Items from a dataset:
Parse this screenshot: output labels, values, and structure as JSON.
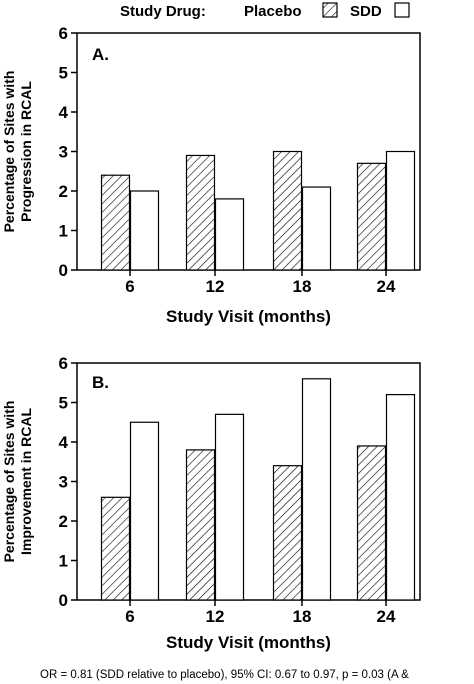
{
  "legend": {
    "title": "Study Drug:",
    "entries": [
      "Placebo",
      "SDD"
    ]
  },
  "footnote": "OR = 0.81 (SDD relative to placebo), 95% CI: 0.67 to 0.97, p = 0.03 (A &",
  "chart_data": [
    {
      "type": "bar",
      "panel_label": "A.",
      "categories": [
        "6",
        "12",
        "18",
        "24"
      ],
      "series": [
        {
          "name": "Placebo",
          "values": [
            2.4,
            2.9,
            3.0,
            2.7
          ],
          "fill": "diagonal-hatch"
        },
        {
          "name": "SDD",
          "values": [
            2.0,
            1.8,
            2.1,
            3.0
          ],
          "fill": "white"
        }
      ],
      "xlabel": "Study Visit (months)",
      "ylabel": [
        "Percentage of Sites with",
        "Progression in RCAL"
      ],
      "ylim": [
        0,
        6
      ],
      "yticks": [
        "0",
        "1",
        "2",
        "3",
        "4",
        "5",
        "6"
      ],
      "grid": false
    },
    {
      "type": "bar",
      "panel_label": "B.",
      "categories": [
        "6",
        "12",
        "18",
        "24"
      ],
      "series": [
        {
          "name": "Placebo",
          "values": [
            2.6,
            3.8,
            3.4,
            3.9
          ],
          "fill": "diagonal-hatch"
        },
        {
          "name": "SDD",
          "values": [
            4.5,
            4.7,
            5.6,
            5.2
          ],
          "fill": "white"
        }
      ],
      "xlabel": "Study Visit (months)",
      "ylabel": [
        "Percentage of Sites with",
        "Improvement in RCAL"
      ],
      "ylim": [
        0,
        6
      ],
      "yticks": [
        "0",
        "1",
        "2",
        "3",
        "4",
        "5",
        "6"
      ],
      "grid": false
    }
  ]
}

## Set exercise
Without including any pictures, print all of the material exactly as given.

## Solved exercise
Parse this screenshot: output labels, values, and structure as JSON.
{
  "legend": {
    "title": "Study Drug:",
    "entries": [
      "Placebo",
      "SDD"
    ]
  },
  "footnote": "OR = 0.81 (SDD relative to placebo), 95% CI: 0.67 to 0.97, p = 0.03 (A &",
  "chart_data": [
    {
      "type": "bar",
      "panel_label": "A.",
      "categories": [
        "6",
        "12",
        "18",
        "24"
      ],
      "series": [
        {
          "name": "Placebo",
          "values": [
            2.4,
            2.9,
            3.0,
            2.7
          ],
          "fill": "diagonal-hatch"
        },
        {
          "name": "SDD",
          "values": [
            2.0,
            1.8,
            2.1,
            3.0
          ],
          "fill": "white"
        }
      ],
      "xlabel": "Study Visit (months)",
      "ylabel": [
        "Percentage of Sites with",
        "Progression in RCAL"
      ],
      "ylim": [
        0,
        6
      ],
      "yticks": [
        "0",
        "1",
        "2",
        "3",
        "4",
        "5",
        "6"
      ],
      "grid": false
    },
    {
      "type": "bar",
      "panel_label": "B.",
      "categories": [
        "6",
        "12",
        "18",
        "24"
      ],
      "series": [
        {
          "name": "Placebo",
          "values": [
            2.6,
            3.8,
            3.4,
            3.9
          ],
          "fill": "diagonal-hatch"
        },
        {
          "name": "SDD",
          "values": [
            4.5,
            4.7,
            5.6,
            5.2
          ],
          "fill": "white"
        }
      ],
      "xlabel": "Study Visit (months)",
      "ylabel": [
        "Percentage of Sites with",
        "Improvement in RCAL"
      ],
      "ylim": [
        0,
        6
      ],
      "yticks": [
        "0",
        "1",
        "2",
        "3",
        "4",
        "5",
        "6"
      ],
      "grid": false
    }
  ]
}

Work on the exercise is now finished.